— PROVIDED MATERIAL —
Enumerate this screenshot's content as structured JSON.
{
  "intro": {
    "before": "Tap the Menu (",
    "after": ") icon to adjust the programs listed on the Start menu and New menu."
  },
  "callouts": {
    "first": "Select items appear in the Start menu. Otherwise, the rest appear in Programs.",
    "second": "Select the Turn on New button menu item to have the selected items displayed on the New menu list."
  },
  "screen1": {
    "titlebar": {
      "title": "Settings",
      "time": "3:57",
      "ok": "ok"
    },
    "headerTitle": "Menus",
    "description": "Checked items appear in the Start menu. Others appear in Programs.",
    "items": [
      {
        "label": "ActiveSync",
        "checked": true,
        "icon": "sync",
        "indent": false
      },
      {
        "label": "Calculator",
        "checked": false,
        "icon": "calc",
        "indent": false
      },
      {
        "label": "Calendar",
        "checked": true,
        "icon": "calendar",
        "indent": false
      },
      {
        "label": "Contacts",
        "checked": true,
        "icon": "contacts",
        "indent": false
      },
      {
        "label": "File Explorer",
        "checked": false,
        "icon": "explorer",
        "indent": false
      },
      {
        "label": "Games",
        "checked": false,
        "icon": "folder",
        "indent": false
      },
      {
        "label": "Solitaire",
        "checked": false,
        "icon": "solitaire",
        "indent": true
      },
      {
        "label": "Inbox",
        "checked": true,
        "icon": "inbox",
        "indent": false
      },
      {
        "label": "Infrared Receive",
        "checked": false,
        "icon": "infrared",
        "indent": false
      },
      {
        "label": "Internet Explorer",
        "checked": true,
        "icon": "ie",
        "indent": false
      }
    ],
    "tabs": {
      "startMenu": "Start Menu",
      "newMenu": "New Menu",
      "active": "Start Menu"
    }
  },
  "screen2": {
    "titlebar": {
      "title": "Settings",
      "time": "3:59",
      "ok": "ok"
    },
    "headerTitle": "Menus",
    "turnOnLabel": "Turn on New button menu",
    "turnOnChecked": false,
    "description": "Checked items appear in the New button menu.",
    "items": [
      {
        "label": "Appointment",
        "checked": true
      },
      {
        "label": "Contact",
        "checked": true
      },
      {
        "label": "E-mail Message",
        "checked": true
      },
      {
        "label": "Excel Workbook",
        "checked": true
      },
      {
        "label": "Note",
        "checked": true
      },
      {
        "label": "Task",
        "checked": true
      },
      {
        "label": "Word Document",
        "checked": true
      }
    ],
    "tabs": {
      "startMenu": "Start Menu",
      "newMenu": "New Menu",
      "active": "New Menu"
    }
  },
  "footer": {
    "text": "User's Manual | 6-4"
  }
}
--
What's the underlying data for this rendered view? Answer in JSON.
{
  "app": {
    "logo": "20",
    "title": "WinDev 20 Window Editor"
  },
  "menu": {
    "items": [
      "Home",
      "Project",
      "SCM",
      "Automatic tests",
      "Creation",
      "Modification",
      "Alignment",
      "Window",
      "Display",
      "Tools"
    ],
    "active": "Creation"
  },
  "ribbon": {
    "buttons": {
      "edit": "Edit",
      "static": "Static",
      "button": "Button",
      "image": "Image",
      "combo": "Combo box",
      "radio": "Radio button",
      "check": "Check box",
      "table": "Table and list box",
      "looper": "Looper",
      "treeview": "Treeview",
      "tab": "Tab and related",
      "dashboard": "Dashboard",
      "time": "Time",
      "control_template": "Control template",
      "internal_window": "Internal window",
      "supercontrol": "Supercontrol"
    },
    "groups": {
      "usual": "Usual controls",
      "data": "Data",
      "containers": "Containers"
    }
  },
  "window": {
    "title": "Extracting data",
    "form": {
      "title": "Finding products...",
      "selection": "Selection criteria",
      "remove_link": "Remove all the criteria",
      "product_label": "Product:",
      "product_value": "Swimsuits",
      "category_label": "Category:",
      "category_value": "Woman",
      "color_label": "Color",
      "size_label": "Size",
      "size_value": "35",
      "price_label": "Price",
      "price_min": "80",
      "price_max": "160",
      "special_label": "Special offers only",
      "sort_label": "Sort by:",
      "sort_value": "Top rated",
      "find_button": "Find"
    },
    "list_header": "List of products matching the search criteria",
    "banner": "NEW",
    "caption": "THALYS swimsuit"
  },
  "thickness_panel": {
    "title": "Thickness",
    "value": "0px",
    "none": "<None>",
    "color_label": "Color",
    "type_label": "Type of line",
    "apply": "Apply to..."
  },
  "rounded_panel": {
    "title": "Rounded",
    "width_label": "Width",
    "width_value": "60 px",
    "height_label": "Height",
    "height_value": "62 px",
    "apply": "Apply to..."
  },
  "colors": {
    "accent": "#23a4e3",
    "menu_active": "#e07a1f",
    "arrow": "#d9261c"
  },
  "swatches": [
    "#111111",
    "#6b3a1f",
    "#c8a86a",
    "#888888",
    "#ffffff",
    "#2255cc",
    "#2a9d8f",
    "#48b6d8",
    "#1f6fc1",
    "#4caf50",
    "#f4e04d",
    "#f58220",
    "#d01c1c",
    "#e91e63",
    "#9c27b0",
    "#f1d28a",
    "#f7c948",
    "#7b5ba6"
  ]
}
* * *
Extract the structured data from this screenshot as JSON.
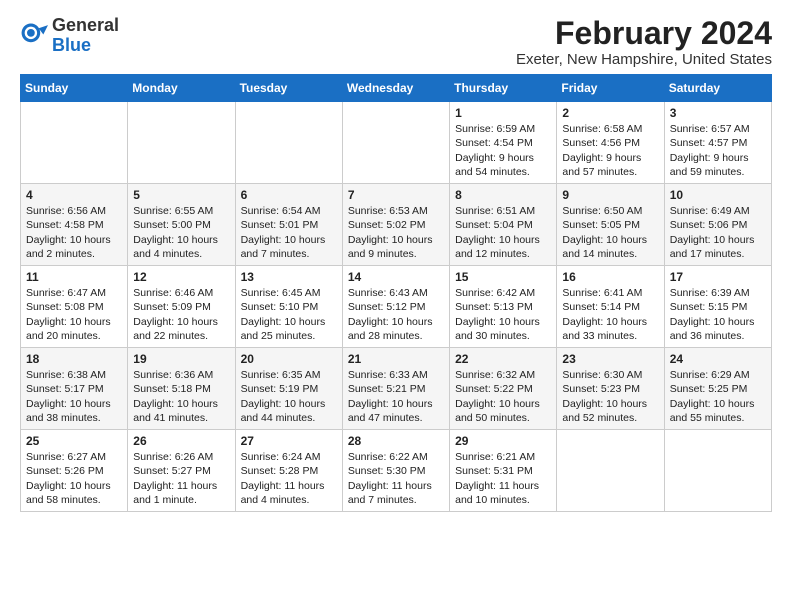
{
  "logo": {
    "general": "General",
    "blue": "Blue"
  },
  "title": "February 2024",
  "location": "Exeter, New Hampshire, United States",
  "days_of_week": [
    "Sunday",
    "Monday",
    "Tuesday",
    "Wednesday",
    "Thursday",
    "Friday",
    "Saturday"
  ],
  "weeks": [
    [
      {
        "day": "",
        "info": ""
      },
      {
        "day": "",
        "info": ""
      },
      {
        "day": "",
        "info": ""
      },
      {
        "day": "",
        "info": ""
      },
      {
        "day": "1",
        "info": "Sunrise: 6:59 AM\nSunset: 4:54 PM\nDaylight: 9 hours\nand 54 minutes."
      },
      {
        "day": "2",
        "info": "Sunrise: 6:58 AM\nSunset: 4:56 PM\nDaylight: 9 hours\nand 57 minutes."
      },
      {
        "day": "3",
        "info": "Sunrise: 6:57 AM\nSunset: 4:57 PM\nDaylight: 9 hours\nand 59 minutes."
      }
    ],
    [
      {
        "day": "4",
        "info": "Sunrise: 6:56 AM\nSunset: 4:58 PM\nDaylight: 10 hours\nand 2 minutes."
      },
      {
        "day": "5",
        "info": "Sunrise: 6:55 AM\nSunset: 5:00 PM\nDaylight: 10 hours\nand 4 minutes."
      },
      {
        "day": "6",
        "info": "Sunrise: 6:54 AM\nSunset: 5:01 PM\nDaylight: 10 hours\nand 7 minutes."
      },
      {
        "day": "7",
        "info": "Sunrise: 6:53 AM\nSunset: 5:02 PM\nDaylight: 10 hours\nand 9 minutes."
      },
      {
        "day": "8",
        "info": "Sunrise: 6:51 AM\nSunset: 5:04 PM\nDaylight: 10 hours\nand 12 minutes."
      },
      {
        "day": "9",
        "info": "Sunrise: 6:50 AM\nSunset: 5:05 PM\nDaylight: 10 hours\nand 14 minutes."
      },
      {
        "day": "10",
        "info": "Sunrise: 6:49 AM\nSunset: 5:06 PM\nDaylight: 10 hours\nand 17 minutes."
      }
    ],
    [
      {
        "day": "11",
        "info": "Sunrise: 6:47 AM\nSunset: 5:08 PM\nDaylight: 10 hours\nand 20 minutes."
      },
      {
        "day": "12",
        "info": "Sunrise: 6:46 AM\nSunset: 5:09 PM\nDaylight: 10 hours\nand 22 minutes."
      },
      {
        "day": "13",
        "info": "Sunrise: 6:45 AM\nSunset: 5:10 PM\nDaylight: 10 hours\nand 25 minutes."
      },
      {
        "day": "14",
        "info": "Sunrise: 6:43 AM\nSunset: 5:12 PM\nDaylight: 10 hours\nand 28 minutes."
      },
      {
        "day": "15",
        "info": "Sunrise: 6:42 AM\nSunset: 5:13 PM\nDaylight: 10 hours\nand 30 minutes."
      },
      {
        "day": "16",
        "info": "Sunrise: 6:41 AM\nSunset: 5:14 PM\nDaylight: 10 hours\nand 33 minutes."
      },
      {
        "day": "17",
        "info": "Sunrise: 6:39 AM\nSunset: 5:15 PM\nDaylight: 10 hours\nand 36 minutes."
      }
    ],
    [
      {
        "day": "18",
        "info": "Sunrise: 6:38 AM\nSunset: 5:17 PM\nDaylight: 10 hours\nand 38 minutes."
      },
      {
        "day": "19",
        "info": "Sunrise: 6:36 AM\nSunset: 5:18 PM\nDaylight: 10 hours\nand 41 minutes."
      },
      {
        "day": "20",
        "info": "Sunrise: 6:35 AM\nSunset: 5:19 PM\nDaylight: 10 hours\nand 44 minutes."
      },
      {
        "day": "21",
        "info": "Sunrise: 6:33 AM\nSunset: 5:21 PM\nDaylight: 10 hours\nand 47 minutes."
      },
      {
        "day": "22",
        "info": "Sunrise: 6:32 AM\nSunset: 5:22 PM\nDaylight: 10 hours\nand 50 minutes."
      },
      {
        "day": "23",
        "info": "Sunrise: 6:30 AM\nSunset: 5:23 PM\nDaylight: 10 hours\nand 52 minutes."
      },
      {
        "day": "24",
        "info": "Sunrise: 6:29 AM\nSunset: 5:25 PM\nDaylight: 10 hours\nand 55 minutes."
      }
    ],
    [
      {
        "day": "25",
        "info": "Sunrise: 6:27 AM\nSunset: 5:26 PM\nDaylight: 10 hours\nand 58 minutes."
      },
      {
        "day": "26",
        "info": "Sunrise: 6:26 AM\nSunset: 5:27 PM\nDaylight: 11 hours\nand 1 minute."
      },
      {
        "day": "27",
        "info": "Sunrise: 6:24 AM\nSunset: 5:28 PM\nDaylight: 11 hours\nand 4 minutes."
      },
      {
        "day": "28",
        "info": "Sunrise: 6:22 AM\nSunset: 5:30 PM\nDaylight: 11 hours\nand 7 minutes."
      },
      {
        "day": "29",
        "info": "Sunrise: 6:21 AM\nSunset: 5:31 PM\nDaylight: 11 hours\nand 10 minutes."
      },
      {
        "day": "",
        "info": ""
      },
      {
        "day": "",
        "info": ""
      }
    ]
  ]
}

— WHAT YOU WILL DO —
Search the records for the word "JSON" and copy every line where it occurs.

— REPLY —
Enumerate this screenshot's content as structured JSON.
What's the underlying data for this rendered view? Answer in JSON.
Extract the structured data from this screenshot as JSON.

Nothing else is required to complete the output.